WORK TO BE COMPLETED. Locate every line below that contains the word "distribution" and copy it.

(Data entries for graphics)
++++
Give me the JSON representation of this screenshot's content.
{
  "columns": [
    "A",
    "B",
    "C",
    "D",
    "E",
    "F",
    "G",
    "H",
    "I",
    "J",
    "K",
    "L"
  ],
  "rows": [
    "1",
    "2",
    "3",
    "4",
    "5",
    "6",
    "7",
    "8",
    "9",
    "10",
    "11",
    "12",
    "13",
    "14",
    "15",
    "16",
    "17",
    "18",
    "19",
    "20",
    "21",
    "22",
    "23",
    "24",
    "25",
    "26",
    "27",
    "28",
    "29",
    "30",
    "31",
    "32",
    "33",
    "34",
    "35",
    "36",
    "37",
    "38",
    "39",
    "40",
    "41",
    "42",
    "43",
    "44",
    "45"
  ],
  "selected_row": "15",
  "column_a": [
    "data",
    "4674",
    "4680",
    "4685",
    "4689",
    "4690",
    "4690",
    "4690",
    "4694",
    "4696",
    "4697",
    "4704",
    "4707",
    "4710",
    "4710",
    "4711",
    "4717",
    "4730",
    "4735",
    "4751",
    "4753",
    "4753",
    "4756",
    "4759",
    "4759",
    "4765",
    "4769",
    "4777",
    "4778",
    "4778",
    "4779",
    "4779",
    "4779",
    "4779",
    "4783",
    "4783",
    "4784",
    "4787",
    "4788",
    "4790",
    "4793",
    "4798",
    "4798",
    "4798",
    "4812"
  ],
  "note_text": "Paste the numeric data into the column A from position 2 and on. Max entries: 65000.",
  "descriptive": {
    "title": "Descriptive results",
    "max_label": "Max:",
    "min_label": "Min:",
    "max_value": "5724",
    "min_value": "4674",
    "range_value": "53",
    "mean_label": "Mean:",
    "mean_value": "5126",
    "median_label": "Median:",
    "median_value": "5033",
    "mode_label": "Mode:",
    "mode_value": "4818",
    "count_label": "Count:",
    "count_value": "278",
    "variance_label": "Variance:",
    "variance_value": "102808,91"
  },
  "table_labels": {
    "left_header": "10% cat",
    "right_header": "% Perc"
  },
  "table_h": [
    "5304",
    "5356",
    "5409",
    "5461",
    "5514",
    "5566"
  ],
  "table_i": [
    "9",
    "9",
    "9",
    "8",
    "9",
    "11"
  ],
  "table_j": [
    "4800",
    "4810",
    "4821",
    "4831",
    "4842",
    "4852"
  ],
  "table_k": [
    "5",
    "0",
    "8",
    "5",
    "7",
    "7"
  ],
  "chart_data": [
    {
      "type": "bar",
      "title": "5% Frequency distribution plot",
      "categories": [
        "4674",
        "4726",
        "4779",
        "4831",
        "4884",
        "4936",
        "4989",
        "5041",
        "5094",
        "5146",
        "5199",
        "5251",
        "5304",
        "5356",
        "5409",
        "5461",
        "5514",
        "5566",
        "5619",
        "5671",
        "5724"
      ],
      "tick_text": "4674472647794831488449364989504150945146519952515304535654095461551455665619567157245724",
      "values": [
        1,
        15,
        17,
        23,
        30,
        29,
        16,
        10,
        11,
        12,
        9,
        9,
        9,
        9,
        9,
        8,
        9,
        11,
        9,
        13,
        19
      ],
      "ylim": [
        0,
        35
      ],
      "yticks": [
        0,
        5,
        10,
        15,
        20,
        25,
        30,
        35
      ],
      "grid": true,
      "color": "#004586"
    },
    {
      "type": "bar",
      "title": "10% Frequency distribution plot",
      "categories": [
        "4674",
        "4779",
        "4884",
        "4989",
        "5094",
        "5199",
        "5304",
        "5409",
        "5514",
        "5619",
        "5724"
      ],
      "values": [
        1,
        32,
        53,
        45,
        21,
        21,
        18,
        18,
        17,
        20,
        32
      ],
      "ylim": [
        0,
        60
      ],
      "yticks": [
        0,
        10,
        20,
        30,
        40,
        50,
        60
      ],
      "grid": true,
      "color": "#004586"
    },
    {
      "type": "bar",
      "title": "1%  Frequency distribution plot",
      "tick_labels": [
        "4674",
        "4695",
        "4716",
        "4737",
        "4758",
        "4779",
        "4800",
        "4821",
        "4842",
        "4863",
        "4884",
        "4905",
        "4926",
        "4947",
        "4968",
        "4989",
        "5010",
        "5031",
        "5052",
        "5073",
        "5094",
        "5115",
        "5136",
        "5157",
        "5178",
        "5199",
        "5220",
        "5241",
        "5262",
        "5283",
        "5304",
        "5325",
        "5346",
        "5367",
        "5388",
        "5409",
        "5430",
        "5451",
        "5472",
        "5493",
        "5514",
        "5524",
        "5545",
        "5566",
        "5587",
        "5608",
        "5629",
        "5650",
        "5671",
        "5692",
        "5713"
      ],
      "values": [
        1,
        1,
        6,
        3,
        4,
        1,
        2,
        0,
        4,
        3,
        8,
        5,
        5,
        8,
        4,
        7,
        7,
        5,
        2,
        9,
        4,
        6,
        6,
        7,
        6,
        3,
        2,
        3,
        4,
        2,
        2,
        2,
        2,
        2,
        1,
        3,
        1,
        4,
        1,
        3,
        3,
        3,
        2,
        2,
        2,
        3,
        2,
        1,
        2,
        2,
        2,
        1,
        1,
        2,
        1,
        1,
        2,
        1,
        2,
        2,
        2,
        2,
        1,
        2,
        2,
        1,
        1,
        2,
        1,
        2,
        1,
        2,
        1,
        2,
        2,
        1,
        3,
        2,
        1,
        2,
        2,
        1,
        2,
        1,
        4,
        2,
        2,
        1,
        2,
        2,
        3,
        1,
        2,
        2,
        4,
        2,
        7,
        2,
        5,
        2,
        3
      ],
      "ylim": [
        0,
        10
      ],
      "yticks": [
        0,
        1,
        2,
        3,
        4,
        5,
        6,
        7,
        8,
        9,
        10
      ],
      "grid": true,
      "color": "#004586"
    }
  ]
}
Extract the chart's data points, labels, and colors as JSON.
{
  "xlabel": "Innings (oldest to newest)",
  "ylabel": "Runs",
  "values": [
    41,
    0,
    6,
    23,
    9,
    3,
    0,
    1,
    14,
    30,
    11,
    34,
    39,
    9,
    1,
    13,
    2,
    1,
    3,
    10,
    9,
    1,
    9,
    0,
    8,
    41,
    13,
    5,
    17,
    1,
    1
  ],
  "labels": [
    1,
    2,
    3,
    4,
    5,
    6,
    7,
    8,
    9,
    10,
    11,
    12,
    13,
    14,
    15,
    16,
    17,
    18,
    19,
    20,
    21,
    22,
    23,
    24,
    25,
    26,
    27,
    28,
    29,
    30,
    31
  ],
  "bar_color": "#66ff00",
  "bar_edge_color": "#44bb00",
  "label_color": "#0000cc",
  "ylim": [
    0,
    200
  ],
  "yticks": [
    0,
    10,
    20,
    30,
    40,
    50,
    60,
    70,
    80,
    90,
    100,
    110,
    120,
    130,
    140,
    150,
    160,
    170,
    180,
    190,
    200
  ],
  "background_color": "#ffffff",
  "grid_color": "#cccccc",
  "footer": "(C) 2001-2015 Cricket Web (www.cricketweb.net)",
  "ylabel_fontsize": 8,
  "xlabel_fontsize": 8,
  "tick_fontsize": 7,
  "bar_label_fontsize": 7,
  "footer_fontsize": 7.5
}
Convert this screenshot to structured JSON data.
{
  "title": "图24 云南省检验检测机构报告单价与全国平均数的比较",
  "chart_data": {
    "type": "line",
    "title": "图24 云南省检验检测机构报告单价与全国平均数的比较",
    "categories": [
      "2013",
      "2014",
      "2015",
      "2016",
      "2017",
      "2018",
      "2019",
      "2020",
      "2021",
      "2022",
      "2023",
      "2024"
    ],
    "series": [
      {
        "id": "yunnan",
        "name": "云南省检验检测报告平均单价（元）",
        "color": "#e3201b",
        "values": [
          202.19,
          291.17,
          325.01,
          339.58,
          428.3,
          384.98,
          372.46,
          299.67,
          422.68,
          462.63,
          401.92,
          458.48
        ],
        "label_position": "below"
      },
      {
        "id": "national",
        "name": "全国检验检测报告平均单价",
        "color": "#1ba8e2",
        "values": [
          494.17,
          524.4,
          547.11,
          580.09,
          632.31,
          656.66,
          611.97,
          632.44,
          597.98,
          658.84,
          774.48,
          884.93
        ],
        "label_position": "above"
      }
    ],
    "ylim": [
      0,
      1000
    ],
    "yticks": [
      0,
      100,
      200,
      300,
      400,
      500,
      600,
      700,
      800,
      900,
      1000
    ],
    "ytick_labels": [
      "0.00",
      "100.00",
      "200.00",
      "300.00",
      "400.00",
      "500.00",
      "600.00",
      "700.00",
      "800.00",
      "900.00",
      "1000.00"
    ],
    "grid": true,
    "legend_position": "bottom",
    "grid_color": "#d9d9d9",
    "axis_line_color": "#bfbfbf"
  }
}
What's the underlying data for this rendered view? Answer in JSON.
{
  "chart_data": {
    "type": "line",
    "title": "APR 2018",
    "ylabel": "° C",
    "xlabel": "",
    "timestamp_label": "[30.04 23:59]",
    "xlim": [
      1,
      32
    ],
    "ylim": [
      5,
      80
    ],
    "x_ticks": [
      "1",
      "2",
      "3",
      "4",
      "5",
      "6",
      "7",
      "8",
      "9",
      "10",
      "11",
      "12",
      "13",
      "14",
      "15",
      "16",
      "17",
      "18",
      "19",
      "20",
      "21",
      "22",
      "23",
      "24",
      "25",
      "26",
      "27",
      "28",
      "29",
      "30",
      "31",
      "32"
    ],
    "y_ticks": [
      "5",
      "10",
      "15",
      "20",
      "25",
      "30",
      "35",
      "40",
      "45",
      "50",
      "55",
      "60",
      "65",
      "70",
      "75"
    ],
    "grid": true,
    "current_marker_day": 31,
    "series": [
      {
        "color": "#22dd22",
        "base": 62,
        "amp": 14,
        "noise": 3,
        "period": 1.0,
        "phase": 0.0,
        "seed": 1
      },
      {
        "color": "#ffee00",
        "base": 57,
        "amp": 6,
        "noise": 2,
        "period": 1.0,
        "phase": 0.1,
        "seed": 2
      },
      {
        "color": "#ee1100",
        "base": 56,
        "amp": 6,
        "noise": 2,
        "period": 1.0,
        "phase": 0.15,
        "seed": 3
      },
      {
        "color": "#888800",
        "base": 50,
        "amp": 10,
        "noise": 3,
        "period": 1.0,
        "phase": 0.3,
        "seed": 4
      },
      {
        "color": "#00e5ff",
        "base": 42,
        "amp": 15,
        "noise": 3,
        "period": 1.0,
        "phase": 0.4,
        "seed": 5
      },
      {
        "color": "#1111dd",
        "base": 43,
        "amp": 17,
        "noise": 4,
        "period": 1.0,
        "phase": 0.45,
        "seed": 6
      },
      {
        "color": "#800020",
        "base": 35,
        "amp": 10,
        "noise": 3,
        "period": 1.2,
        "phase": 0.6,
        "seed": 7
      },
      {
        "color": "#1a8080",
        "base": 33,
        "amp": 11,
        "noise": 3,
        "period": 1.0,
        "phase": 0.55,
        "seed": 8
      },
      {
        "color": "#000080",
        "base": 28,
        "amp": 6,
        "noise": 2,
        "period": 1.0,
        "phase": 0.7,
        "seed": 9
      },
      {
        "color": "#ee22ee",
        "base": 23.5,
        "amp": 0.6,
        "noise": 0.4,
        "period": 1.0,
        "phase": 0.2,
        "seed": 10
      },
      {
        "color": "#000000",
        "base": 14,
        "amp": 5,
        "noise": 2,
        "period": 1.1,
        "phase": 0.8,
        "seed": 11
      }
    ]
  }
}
++++
THE RESPONSE.
      "title": "5% Frequency distribution plot",
      "title": "10% Frequency distribution plot",
      "title": "1%  Frequency distribution plot",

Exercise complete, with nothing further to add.